Short exercise.
Omit all pictures, then retype the data exactly as given.

Data provided.
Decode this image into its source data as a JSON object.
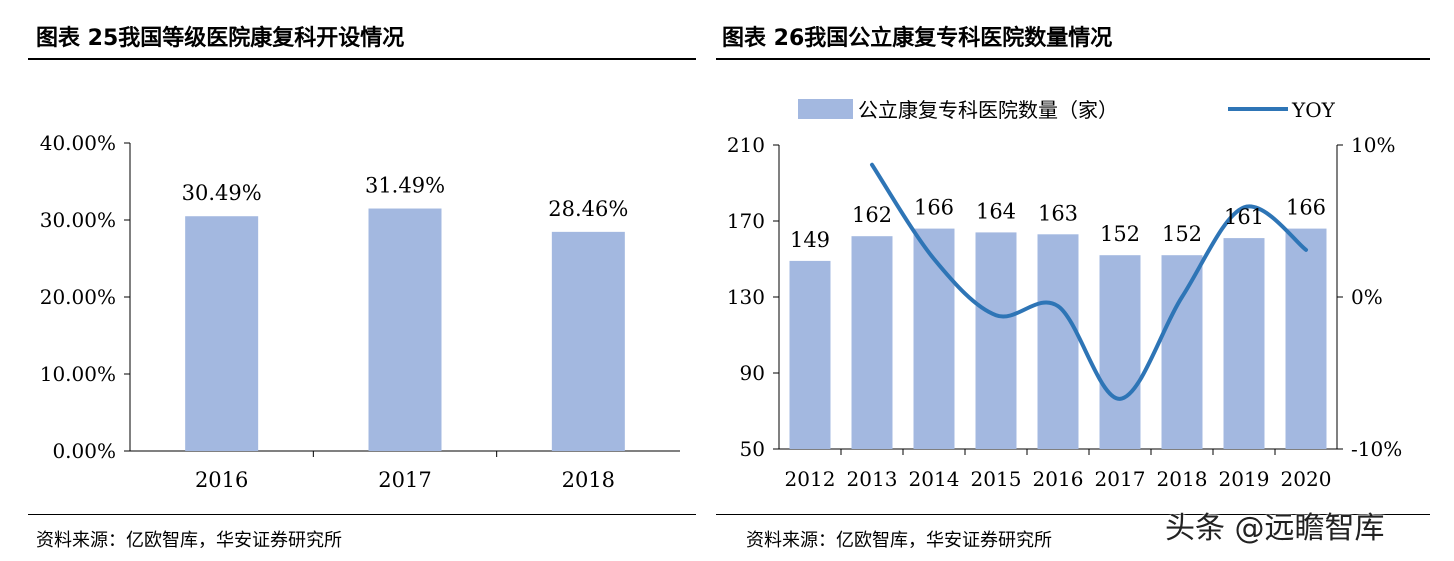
{
  "left": {
    "title": "图表 25我国等级医院康复科开设情况",
    "source": "资料来源：亿欧智库，华安证券研究所"
  },
  "right": {
    "title": "图表 26我国公立康复专科医院数量情况",
    "source": "资料来源：亿欧智库，华安证券研究所"
  },
  "watermark": "头条 @远瞻智库",
  "colors": {
    "bar": "#a3b8e0",
    "line": "#2e75b6",
    "axis": "#000000"
  },
  "chart_data": [
    {
      "type": "bar",
      "categories": [
        "2016",
        "2017",
        "2018"
      ],
      "values": [
        30.49,
        31.49,
        28.46
      ],
      "data_labels": [
        "30.49%",
        "31.49%",
        "28.46%"
      ],
      "ylim": [
        0,
        40
      ],
      "yticks": [
        "0.00%",
        "10.00%",
        "20.00%",
        "30.00%",
        "40.00%"
      ],
      "grid": false,
      "legend": "none"
    },
    {
      "type": "bar+line",
      "categories": [
        "2012",
        "2013",
        "2014",
        "2015",
        "2016",
        "2017",
        "2018",
        "2019",
        "2020"
      ],
      "series": [
        {
          "name": "公立康复专科医院数量（家）",
          "type": "bar",
          "axis": "left",
          "values": [
            149,
            162,
            166,
            164,
            163,
            152,
            152,
            161,
            166
          ],
          "data_labels": [
            "149",
            "162",
            "166",
            "164",
            "163",
            "152",
            "152",
            "161",
            "166"
          ]
        },
        {
          "name": "YOY",
          "type": "line",
          "axis": "right",
          "values": [
            null,
            8.7,
            2.5,
            -1.2,
            -0.6,
            -6.7,
            0.0,
            5.9,
            3.1
          ]
        }
      ],
      "ylim_left": [
        50,
        210
      ],
      "yticks_left": [
        "50",
        "90",
        "130",
        "170",
        "210"
      ],
      "ylim_right": [
        -10,
        10
      ],
      "yticks_right": [
        "-10%",
        "0%",
        "10%"
      ],
      "grid": false,
      "legend": "top"
    }
  ]
}
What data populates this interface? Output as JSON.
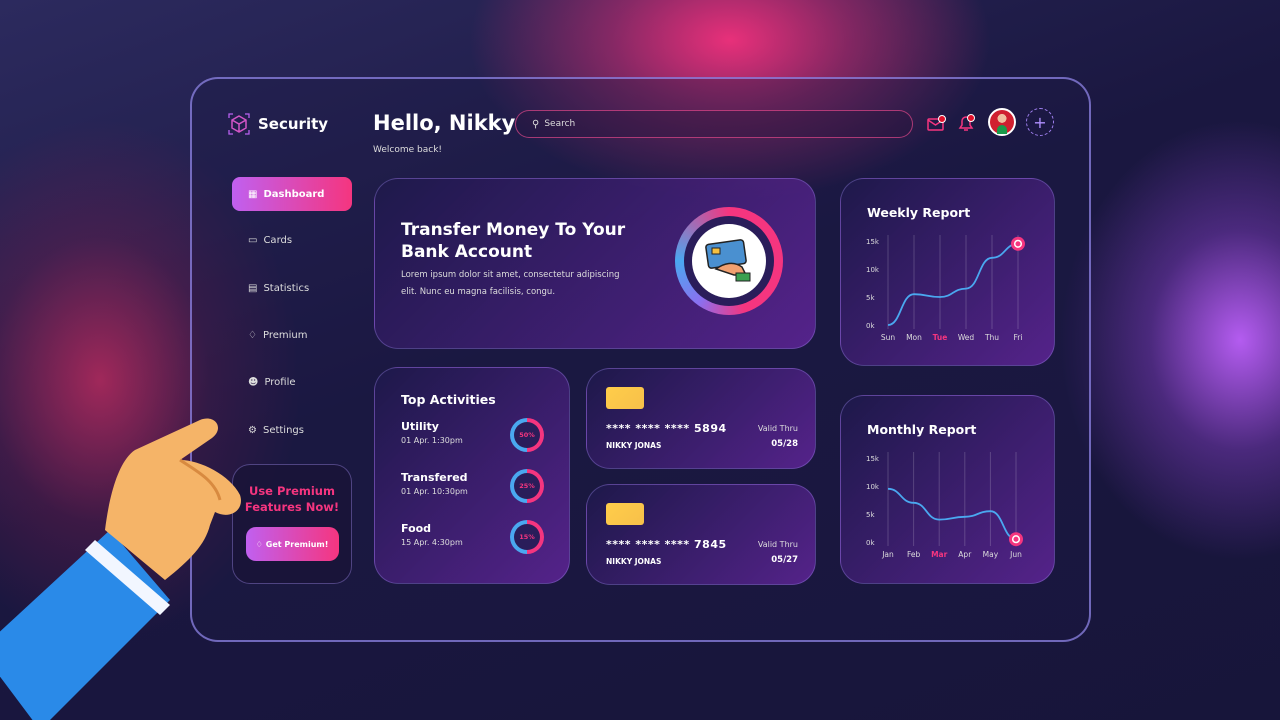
{
  "app": {
    "name": "Security"
  },
  "header": {
    "greeting": "Hello, Nikky",
    "subtitle": "Welcome back!",
    "search_placeholder": "Search"
  },
  "sidebar": {
    "items": [
      {
        "label": "Dashboard",
        "icon": "grid-icon",
        "active": true
      },
      {
        "label": "Cards",
        "icon": "card-icon"
      },
      {
        "label": "Statistics",
        "icon": "bar-chart-icon"
      },
      {
        "label": "Premium",
        "icon": "diamond-icon"
      },
      {
        "label": "Profile",
        "icon": "user-icon"
      },
      {
        "label": "Settings",
        "icon": "gear-icon"
      }
    ],
    "promo": {
      "title": "Use Premium Features Now!",
      "button": "Get Premium!"
    }
  },
  "transfer": {
    "title": "Transfer Money To Your Bank Account",
    "body": "Lorem ipsum dolor sit amet, consectetur adipiscing elit. Nunc eu magna facilisis, congu."
  },
  "activities": {
    "title": "Top Activities",
    "items": [
      {
        "name": "Utility",
        "date": "01 Apr. 1:30pm",
        "percent": "50%",
        "value": 50
      },
      {
        "name": "Transfered",
        "date": "01 Apr. 10:30pm",
        "percent": "25%",
        "value": 25
      },
      {
        "name": "Food",
        "date": "15 Apr. 4:30pm",
        "percent": "15%",
        "value": 15
      }
    ]
  },
  "cards": [
    {
      "number": "**** **** **** 5894",
      "holder": "NIKKY JONAS",
      "valid_label": "Valid Thru",
      "valid": "05/28"
    },
    {
      "number": "**** **** **** 7845",
      "holder": "NIKKY JONAS",
      "valid_label": "Valid Thru",
      "valid": "05/27"
    }
  ],
  "colors": {
    "accent": "#f5357f",
    "line": "#4aa8f0",
    "purple": "#c060f0"
  },
  "chart_data": [
    {
      "type": "line",
      "title": "Weekly Report",
      "categories": [
        "Sun",
        "Mon",
        "Tue",
        "Wed",
        "Thu",
        "Fri"
      ],
      "values": [
        0,
        5500,
        5000,
        6500,
        12000,
        14500
      ],
      "highlight": "Tue",
      "yticks": [
        "0k",
        "5k",
        "10k",
        "15k"
      ],
      "ylim": [
        0,
        15000
      ],
      "grid": "vertical"
    },
    {
      "type": "line",
      "title": "Monthly Report",
      "categories": [
        "Jan",
        "Feb",
        "Mar",
        "Apr",
        "May",
        "Jun"
      ],
      "values": [
        9500,
        7000,
        4000,
        4500,
        5500,
        500
      ],
      "highlight": "Mar",
      "yticks": [
        "0k",
        "5k",
        "10k",
        "15k"
      ],
      "ylim": [
        0,
        15000
      ],
      "grid": "vertical"
    }
  ]
}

Result of the exercise.
Decode this image into its source data as a JSON object.
{
  "left": {
    "title": "图表 25我国等级医院康复科开设情况",
    "source": "资料来源：亿欧智库，华安证券研究所"
  },
  "right": {
    "title": "图表 26我国公立康复专科医院数量情况",
    "source": "资料来源：亿欧智库，华安证券研究所"
  },
  "watermark": "头条 @远瞻智库",
  "colors": {
    "bar": "#a3b8e0",
    "line": "#2e75b6",
    "axis": "#000000"
  },
  "chart_data": [
    {
      "type": "bar",
      "categories": [
        "2016",
        "2017",
        "2018"
      ],
      "values": [
        30.49,
        31.49,
        28.46
      ],
      "data_labels": [
        "30.49%",
        "31.49%",
        "28.46%"
      ],
      "ylim": [
        0,
        40
      ],
      "yticks": [
        "0.00%",
        "10.00%",
        "20.00%",
        "30.00%",
        "40.00%"
      ],
      "grid": false,
      "legend": "none"
    },
    {
      "type": "bar+line",
      "categories": [
        "2012",
        "2013",
        "2014",
        "2015",
        "2016",
        "2017",
        "2018",
        "2019",
        "2020"
      ],
      "series": [
        {
          "name": "公立康复专科医院数量（家）",
          "type": "bar",
          "axis": "left",
          "values": [
            149,
            162,
            166,
            164,
            163,
            152,
            152,
            161,
            166
          ],
          "data_labels": [
            "149",
            "162",
            "166",
            "164",
            "163",
            "152",
            "152",
            "161",
            "166"
          ]
        },
        {
          "name": "YOY",
          "type": "line",
          "axis": "right",
          "values": [
            null,
            8.7,
            2.5,
            -1.2,
            -0.6,
            -6.7,
            0.0,
            5.9,
            3.1
          ]
        }
      ],
      "ylim_left": [
        50,
        210
      ],
      "yticks_left": [
        "50",
        "90",
        "130",
        "170",
        "210"
      ],
      "ylim_right": [
        -10,
        10
      ],
      "yticks_right": [
        "-10%",
        "0%",
        "10%"
      ],
      "grid": false,
      "legend": "top"
    }
  ]
}
What data populates this interface? Output as JSON.
{
  "app": {
    "name": "Security"
  },
  "header": {
    "greeting": "Hello, Nikky",
    "subtitle": "Welcome back!",
    "search_placeholder": "Search"
  },
  "sidebar": {
    "items": [
      {
        "label": "Dashboard",
        "icon": "grid-icon",
        "active": true
      },
      {
        "label": "Cards",
        "icon": "card-icon"
      },
      {
        "label": "Statistics",
        "icon": "bar-chart-icon"
      },
      {
        "label": "Premium",
        "icon": "diamond-icon"
      },
      {
        "label": "Profile",
        "icon": "user-icon"
      },
      {
        "label": "Settings",
        "icon": "gear-icon"
      }
    ],
    "promo": {
      "title": "Use Premium Features Now!",
      "button": "Get Premium!"
    }
  },
  "transfer": {
    "title": "Transfer Money To Your Bank Account",
    "body": "Lorem ipsum dolor sit amet, consectetur adipiscing elit. Nunc eu magna facilisis, congu."
  },
  "activities": {
    "title": "Top Activities",
    "items": [
      {
        "name": "Utility",
        "date": "01 Apr. 1:30pm",
        "percent": "50%",
        "value": 50
      },
      {
        "name": "Transfered",
        "date": "01 Apr. 10:30pm",
        "percent": "25%",
        "value": 25
      },
      {
        "name": "Food",
        "date": "15 Apr. 4:30pm",
        "percent": "15%",
        "value": 15
      }
    ]
  },
  "cards": [
    {
      "number": "**** **** **** 5894",
      "holder": "NIKKY JONAS",
      "valid_label": "Valid Thru",
      "valid": "05/28"
    },
    {
      "number": "**** **** **** 7845",
      "holder": "NIKKY JONAS",
      "valid_label": "Valid Thru",
      "valid": "05/27"
    }
  ],
  "colors": {
    "accent": "#f5357f",
    "line": "#4aa8f0",
    "purple": "#c060f0"
  },
  "chart_data": [
    {
      "type": "line",
      "title": "Weekly Report",
      "categories": [
        "Sun",
        "Mon",
        "Tue",
        "Wed",
        "Thu",
        "Fri"
      ],
      "values": [
        0,
        5500,
        5000,
        6500,
        12000,
        14500
      ],
      "highlight": "Tue",
      "yticks": [
        "0k",
        "5k",
        "10k",
        "15k"
      ],
      "ylim": [
        0,
        15000
      ],
      "grid": "vertical"
    },
    {
      "type": "line",
      "title": "Monthly Report",
      "categories": [
        "Jan",
        "Feb",
        "Mar",
        "Apr",
        "May",
        "Jun"
      ],
      "values": [
        9500,
        7000,
        4000,
        4500,
        5500,
        500
      ],
      "highlight": "Mar",
      "yticks": [
        "0k",
        "5k",
        "10k",
        "15k"
      ],
      "ylim": [
        0,
        15000
      ],
      "grid": "vertical"
    }
  ]
}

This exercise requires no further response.